▸ **Problem details**: Every record below is to be retyped exactly.

▸ **Items from a dataset**:
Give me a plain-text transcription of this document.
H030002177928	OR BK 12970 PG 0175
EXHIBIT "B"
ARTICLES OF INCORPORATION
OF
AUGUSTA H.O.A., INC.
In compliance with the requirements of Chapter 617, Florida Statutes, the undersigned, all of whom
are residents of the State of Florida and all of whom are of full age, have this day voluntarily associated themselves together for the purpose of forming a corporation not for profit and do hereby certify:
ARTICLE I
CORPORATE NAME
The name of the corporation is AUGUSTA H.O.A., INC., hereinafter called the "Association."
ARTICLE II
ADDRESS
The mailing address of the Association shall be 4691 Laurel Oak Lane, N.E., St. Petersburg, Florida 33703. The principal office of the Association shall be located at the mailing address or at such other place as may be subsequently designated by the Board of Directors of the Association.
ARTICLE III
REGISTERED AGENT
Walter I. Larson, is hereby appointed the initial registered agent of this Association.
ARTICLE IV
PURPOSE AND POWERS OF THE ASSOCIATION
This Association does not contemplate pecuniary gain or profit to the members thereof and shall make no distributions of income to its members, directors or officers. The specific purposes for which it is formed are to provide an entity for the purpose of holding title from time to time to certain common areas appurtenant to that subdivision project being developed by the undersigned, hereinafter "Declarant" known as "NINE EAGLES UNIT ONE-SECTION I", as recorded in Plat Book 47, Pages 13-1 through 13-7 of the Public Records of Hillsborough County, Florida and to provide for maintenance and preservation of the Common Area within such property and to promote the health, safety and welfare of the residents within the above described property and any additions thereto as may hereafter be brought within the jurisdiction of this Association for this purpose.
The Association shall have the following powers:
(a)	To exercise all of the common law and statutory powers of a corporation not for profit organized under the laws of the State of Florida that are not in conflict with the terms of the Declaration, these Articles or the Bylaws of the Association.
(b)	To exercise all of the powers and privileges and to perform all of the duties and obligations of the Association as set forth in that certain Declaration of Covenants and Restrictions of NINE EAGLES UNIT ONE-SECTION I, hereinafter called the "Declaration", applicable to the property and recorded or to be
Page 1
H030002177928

▸ **Finished answer**:
Give me a plain-text transcription of this document.
H030002177928	OR BK 12970 PG 0175
EXHIBIT "B"
ARTICLES OF INCORPORATION
OF
AUGUSTA H.O.A., INC.
In compliance with the requirements of Chapter 617, Florida Statutes, the undersigned, all of whom
are residents of the State of Florida and all of whom are of full age, have this day voluntarily associated themselves together for the purpose of forming a corporation not for profit and do hereby certify:
ARTICLE I
CORPORATE NAME
The name of the corporation is AUGUSTA H.O.A., INC., hereinafter called the "Association."
ARTICLE II
ADDRESS
The mailing address of the Association shall be 4691 Laurel Oak Lane, N.E., St. Petersburg, Florida 33703. The principal office of the Association shall be located at the mailing address or at such other place as may be subsequently designated by the Board of Directors of the Association.
ARTICLE III
REGISTERED AGENT
Walter I. Larson, is hereby appointed the initial registered agent of this Association.
ARTICLE IV
PURPOSE AND POWERS OF THE ASSOCIATION
This Association does not contemplate pecuniary gain or profit to the members thereof and shall make no distributions of income to its members, directors or officers. The specific purposes for which it is formed are to provide an entity for the purpose of holding title from time to time to certain common areas appurtenant to that subdivision project being developed by the undersigned, hereinafter "Declarant" known as "NINE EAGLES UNIT ONE-SECTION I", as recorded in Plat Book 47, Pages 13-1 through 13-7 of the Public Records of Hillsborough County, Florida and to provide for maintenance and preservation of the Common Area within such property and to promote the health, safety and welfare of the residents within the above described property and any additions thereto as may hereafter be brought within the jurisdiction of this Association for this purpose.
The Association shall have the following powers:
(a)	To exercise all of the common law and statutory powers of a corporation not for profit organized under the laws of the State of Florida that are not in conflict with the terms of the Declaration, these Articles or the Bylaws of the Association.
(b)	To exercise all of the powers and privileges and to perform all of the duties and obligations of the Association as set forth in that certain Declaration of Covenants and Restrictions of NINE EAGLES UNIT ONE-SECTION I, hereinafter called the "Declaration", applicable to the property and recorded or to be
Page 1
H030002177928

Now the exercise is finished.